### EXERCISE GOAL
Pull out every line in the data that has the string "JSON" in it.

Entries with figure data
━━━━━━━━━━
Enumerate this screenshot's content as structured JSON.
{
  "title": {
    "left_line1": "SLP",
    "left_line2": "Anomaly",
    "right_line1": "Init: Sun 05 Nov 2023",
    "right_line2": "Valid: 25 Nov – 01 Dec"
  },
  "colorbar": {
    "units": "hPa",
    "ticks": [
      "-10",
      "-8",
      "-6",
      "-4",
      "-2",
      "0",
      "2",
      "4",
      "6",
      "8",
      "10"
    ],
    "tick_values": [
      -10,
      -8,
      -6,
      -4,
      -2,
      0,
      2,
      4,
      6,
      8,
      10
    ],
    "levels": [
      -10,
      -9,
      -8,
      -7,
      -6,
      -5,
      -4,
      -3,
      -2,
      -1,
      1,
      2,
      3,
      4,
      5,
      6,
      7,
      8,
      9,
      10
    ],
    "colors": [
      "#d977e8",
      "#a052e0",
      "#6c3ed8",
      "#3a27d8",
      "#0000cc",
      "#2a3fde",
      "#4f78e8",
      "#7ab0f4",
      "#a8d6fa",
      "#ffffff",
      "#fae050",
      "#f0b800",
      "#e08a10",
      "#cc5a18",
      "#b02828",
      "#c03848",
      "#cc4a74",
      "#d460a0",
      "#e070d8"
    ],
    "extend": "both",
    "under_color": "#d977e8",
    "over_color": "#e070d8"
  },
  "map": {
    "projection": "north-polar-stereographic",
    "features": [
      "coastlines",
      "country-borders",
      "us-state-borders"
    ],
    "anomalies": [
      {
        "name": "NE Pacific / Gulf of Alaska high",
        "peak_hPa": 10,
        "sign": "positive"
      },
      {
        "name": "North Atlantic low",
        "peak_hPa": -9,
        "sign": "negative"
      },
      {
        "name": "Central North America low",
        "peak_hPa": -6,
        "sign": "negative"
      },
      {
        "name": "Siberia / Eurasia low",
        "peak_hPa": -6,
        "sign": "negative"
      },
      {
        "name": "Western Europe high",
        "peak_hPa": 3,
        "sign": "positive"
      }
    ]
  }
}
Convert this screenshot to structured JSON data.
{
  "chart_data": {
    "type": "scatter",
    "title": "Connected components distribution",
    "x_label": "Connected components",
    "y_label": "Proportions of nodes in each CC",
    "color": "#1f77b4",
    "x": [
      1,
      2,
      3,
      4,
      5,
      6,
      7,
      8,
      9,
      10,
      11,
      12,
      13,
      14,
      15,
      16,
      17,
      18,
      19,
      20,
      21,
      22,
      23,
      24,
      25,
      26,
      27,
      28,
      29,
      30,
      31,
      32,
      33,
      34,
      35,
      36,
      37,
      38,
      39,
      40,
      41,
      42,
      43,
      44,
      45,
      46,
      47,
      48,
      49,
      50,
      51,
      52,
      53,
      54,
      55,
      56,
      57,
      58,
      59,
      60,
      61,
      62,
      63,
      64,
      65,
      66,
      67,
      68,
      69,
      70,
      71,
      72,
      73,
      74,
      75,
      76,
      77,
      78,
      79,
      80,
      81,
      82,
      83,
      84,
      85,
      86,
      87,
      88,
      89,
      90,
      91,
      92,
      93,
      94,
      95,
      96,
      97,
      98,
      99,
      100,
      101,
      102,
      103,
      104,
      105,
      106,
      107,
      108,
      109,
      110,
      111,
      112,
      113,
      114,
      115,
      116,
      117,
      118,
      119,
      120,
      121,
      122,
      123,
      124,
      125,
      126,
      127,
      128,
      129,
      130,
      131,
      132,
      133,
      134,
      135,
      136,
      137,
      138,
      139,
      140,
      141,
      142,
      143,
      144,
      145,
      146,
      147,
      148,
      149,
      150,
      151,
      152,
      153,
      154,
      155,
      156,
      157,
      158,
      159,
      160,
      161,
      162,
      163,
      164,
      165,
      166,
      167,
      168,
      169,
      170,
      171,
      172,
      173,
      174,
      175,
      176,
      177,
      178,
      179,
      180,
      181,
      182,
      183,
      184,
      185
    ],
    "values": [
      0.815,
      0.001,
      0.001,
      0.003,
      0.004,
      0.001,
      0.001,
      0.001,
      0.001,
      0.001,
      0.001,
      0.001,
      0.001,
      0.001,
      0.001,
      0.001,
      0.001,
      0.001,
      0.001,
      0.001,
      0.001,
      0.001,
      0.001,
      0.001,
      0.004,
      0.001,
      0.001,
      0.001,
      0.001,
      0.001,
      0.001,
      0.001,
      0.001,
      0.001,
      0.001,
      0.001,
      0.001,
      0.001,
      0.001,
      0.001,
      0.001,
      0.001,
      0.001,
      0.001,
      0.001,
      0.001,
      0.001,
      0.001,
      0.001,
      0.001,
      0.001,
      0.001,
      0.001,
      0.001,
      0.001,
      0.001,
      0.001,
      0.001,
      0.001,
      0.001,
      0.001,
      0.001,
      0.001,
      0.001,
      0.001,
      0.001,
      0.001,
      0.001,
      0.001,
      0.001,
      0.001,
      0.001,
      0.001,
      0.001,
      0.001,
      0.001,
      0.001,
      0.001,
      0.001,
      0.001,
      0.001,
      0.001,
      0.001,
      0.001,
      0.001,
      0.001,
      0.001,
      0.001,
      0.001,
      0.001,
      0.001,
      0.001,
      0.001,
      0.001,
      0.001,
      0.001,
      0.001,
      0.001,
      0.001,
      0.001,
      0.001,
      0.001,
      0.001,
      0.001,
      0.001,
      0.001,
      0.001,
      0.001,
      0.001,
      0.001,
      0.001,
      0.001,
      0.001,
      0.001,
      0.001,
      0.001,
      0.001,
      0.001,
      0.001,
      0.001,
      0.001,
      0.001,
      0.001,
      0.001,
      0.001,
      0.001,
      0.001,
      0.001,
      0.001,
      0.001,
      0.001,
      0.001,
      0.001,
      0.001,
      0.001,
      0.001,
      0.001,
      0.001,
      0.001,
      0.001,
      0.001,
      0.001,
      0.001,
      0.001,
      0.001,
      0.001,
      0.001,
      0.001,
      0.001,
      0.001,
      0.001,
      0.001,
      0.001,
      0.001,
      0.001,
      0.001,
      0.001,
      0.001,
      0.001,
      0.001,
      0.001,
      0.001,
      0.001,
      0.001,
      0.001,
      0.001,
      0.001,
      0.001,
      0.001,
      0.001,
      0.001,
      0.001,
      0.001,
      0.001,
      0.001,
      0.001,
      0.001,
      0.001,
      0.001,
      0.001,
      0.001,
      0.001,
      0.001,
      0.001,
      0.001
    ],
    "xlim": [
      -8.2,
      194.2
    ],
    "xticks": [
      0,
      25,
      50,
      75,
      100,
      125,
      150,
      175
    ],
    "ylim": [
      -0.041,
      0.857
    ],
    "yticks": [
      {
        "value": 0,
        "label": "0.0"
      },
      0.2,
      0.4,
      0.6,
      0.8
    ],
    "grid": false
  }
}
━━━━━━━━━━
### EXPECTED OUTPUT
Enumerate this screenshot's content as structured JSON.
Convert this screenshot to structured JSON data.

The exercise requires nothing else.